- GEZEIGTER TEXT -

##########

05.06.2020

Porträt

Wasser in der Stadt von morgen


Von der wassersensiblen Stadt zur klimaresilienten Region

Als erster Wasserwirtschaftsverband Deutschlands organsierte vor 120 Jahren die Emschergenossenschaft den sicheren Abfluss – für die Abwässer in der Bergbauregion zwischen Duisburg und Dortmund. Ihr Auftrag des Wassermanagements hält bis heute an, die Herausforderungen aber sind andere. Stichwort: Klimawandel. Um diesem und seinen Folgen für die lokalen Gewässer begegnen zu können, gründete die Emschergenossenschaft gemeinsam mit den Kommunen der Region und dem Land Nordrhein-Westfalen 2014 die Zukunftsinitiative „Wasser in der Stadt von morgen“. Juliane von Hagen stellt uns die Initiative hier vor.

Spätestens seit der IBA Emscher Park wissen viele, dass die Emscher eine zentrale Rolle im Ruhrgebiet spielt. Das Gewässersystem wurde beinahe über Nacht durch die rasante Industrialisierung nicht nur zum Rückgrat der Montanregion, sondern auch zum Sammelbecken aller Abwässer von Industrieunternehmen und Haushalten. Während andere Regionen Abwässerkanäle bauten, erlaubten die Bergsenkungen des Kohleabbaus das nicht. Also blieb nichts anderes, als alles in die Emscher zu leiten. Damit war das Gewässersystem schnell überfordert und ganze Stadtteile standen immer wieder unter Wasser.

Im Jahr 1899 begann die Emschergenossenschaft als Deutschlands erster Wasserwirtschaftsverband das regionale Problem zu lösen und organisierte den sicheren Abfluss. Inzwischen sind die Zeiten des Bergbaus lang vorbei und damit auch die, der Emscher als offener Abwassersammler. Ihr Umbau zu einem attraktiven Gewässer ist aber bis heute weiterhin in vollem Gange. Denn während man früher mit den Abwässern kämpfte, beschert heute der Klimawandel dem Wasser in der Stadt große Aufmerksamkeit. Stichwort: Regenwassermanagement. Und wieder versuchen die Emscherkommunen die damit verbundenen neuen Herausforderungen gemeinsam zu meistern. Davon zeugt die Zukunftsinitiative „Wasser in der Stadt von morgen“.

Bereits 2005 hatten zahlreiche Städte der Emscherregion die „Zukunftsvereinbarung Regenwasser“ unterzeichnet, in der sie sich verpflichteten in 15 Jahren 15 Prozent des Regenwassers von der Kanalisation abzukoppeln. Insbesondere Maßnahmen zur Versickerung, Rückhaltung oder gedrosselter Einleitung standen auf der Agenda. 2014 reichte der Fokus auf Regenwasser nicht mehr aus. Deswegen erweiterten die Emschergenossenschaft, die Kommunen der Region und das Land Nordrhein-Westfalen ihre Bemühungen und gründeten die Zukunftsinitiative „Wasser in der Stadt von morgen“.

##########

- DATENAUFLISTUNG -
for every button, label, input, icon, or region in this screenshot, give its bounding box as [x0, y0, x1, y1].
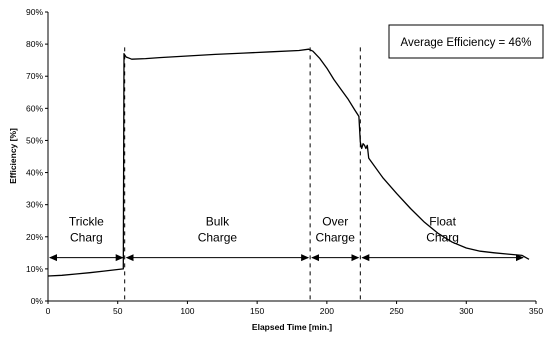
x-tick-label: 0 — [46, 306, 51, 316]
x-tick-label: 150 — [250, 306, 264, 316]
phase-label-line1: Bulk — [206, 215, 230, 229]
y-tick-label: 50% — [26, 135, 43, 145]
y-tick-label: 70% — [26, 71, 43, 81]
y-tick-label: 80% — [26, 39, 43, 49]
phase-annotations: TrickleChargBulkChargeOverChargeFloatCha… — [49, 47, 524, 301]
x-tick-group: 0 50 100 150 200 250 300 350 — [46, 301, 543, 316]
y-tick-label: 90% — [26, 7, 43, 17]
x-tick-label: 350 — [529, 306, 543, 316]
x-tick-label: 100 — [180, 306, 194, 316]
phase-label-line2: Charg — [70, 231, 103, 245]
y-tick-label: 20% — [26, 232, 43, 242]
y-tick-label: 0% — [31, 296, 44, 306]
average-efficiency-box — [388, 24, 544, 59]
y-axis-label: Efficiency [%] — [8, 128, 18, 184]
y-tick-group: 0% 10% 20% 30% 40% 50% 60% 70% 80% 90% — [26, 7, 48, 306]
x-tick-label: 250 — [389, 306, 403, 316]
phase-label-line1: Float — [429, 215, 456, 229]
phase-label-line1: Over — [322, 215, 348, 229]
x-tick-label: 200 — [320, 306, 334, 316]
phase-label-line2: Charge — [316, 231, 356, 245]
average-efficiency-text: Average Efficiency = 46% — [401, 37, 532, 49]
phase-label-line2: Charge — [198, 231, 238, 245]
y-tick-label: 10% — [26, 264, 43, 274]
phase-label-line1: Trickle — [69, 215, 104, 229]
x-axis-label: Elapsed Time [min.] — [252, 322, 332, 332]
x-tick-label: 300 — [459, 306, 473, 316]
y-tick-label: 40% — [26, 168, 43, 178]
x-tick-label: 50 — [113, 306, 123, 316]
y-tick-label: 30% — [26, 200, 43, 210]
y-tick-label: 60% — [26, 103, 43, 113]
efficiency-series-line — [47, 48, 530, 277]
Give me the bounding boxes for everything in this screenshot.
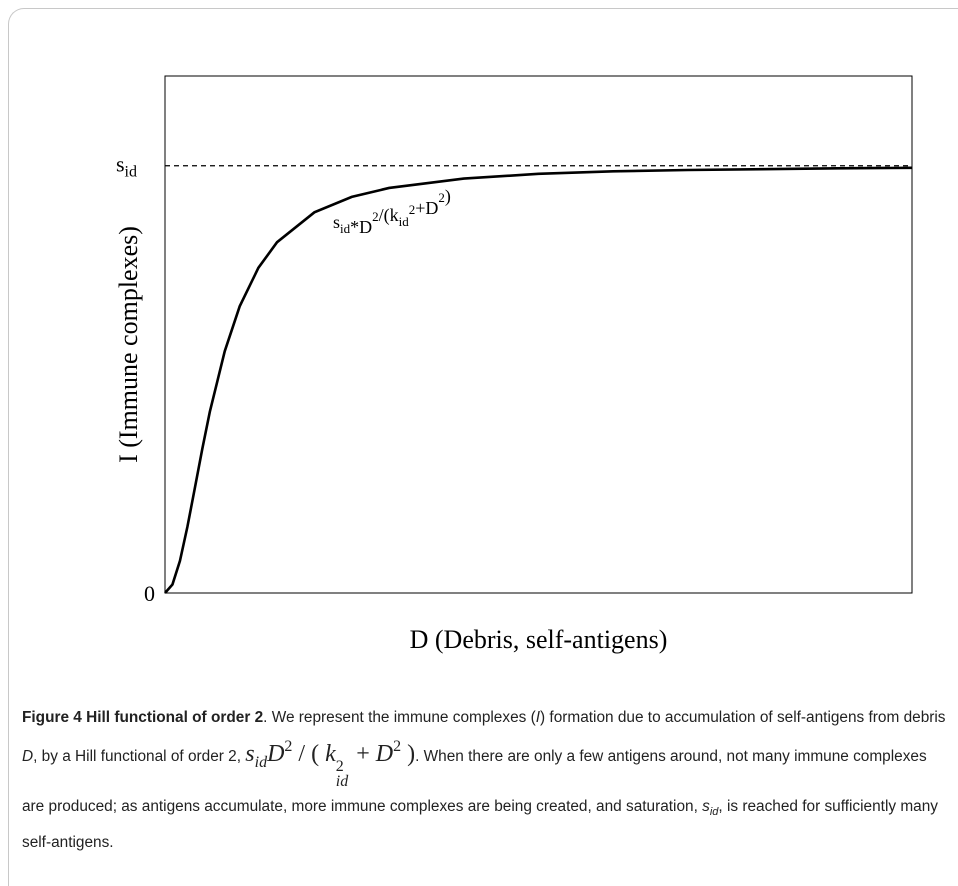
- caption-text: . We represent the immune complexes (: [263, 709, 536, 726]
- caption-text: D: [375, 741, 394, 767]
- annotation-part: +D: [415, 198, 438, 218]
- y-tick-label-main: s: [116, 152, 125, 177]
- y-tick-label: 0: [144, 581, 155, 606]
- caption-text: I: [535, 709, 541, 726]
- caption-text: ) formation due to accumulation of self-…: [540, 709, 946, 726]
- caption-text: s: [702, 798, 710, 815]
- caption-text: k: [325, 741, 336, 767]
- annotation-part: 2: [438, 190, 445, 205]
- annotation-part: /(k: [379, 205, 399, 226]
- figure-frame: [8, 8, 958, 886]
- caption-text: , by a Hill functional of order 2,: [33, 748, 246, 765]
- caption-text: id: [335, 773, 349, 790]
- caption-text: ): [401, 741, 416, 767]
- caption-text: 2: [335, 758, 344, 775]
- caption-text: id: [709, 806, 719, 818]
- curve: [164, 166, 913, 594]
- plot-frame: [164, 75, 913, 594]
- x-axis-label: D (Debris, self-antigens): [410, 625, 668, 654]
- annotation-part: 2: [409, 202, 416, 217]
- caption-text: 2 id: [335, 758, 349, 790]
- annotation-part: id: [340, 221, 351, 236]
- y-axis-label: I (Immune complexes): [114, 226, 143, 463]
- annotation-part: 2: [372, 209, 379, 224]
- caption-text: Figure 4 Hill functional of order 2: [22, 709, 264, 726]
- caption-text: id: [254, 754, 268, 771]
- annotation-part: *D: [350, 217, 372, 237]
- caption-text: D: [22, 748, 34, 765]
- caption-text: 2: [284, 738, 293, 755]
- caption-text: , is reached for sufficiently many self-…: [22, 798, 938, 851]
- caption-text: +: [350, 741, 376, 767]
- annotation-part: s: [333, 212, 340, 232]
- annotation-part: id: [399, 214, 410, 229]
- figure-caption: Figure 4 Hill functional of order 2. We …: [22, 700, 952, 861]
- y-tick-label-sub: id: [125, 164, 137, 181]
- caption-text: 2: [393, 738, 402, 755]
- annotation-part: ): [445, 186, 451, 207]
- curve-annotation: sid*D2/(kid2+D2): [333, 186, 451, 237]
- y-tick-label: sid: [116, 152, 137, 181]
- caption-text: . When there are only a few antigens aro…: [22, 748, 927, 815]
- caption-text: D: [267, 741, 285, 767]
- caption-text: s: [245, 741, 255, 767]
- caption-text: / (: [292, 741, 326, 767]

##########

- AUFGABEN -
• 1. Welchen Anteil des Regenwassers wollten die Städte laut dem Text über die Emschergenossenschaft mit der „Zukunftsvereinbarung Regenwasser“ innerhalb von 15 Jahren von der Kanalisation abkoppeln?
• 2. Setze den Text über die Emschergenossenschaft und die Zukunftsinitiative „Wasser in der Stadt von morgen“ fort.

- ERWARTETE ANTWORTEN -
• 1. 15 Prozent.

• 2.
Die Initiative zielt darauf ab, wasserwirtschaftliche Maßnahmen mit solchen zur Klimaanpassung zu verknüpfen. Dank Unterstützung durch die Ruhrkonferenz kann die Zukunftsinitiative konkrete Projekte fördern, die dazu beitragen im gesamten Gebiet des Regionalverbandes Ruhr bis 2040 den Abfluss von Regenwasser in Mischsysteme um 25 Prozent zu reduzieren und die Verdunstungsrate um zehn Prozent zu erhöhen. Konkret planen sie verrohrte Gewässer zu reaktivieren, versiegelte Flächen zu entsiegeln und abzukoppeln, Fassaden und Dächern zu begrünen, attraktive Regenwasserversickerungsanlagen und multifunktionale Freiflächen zu bauen.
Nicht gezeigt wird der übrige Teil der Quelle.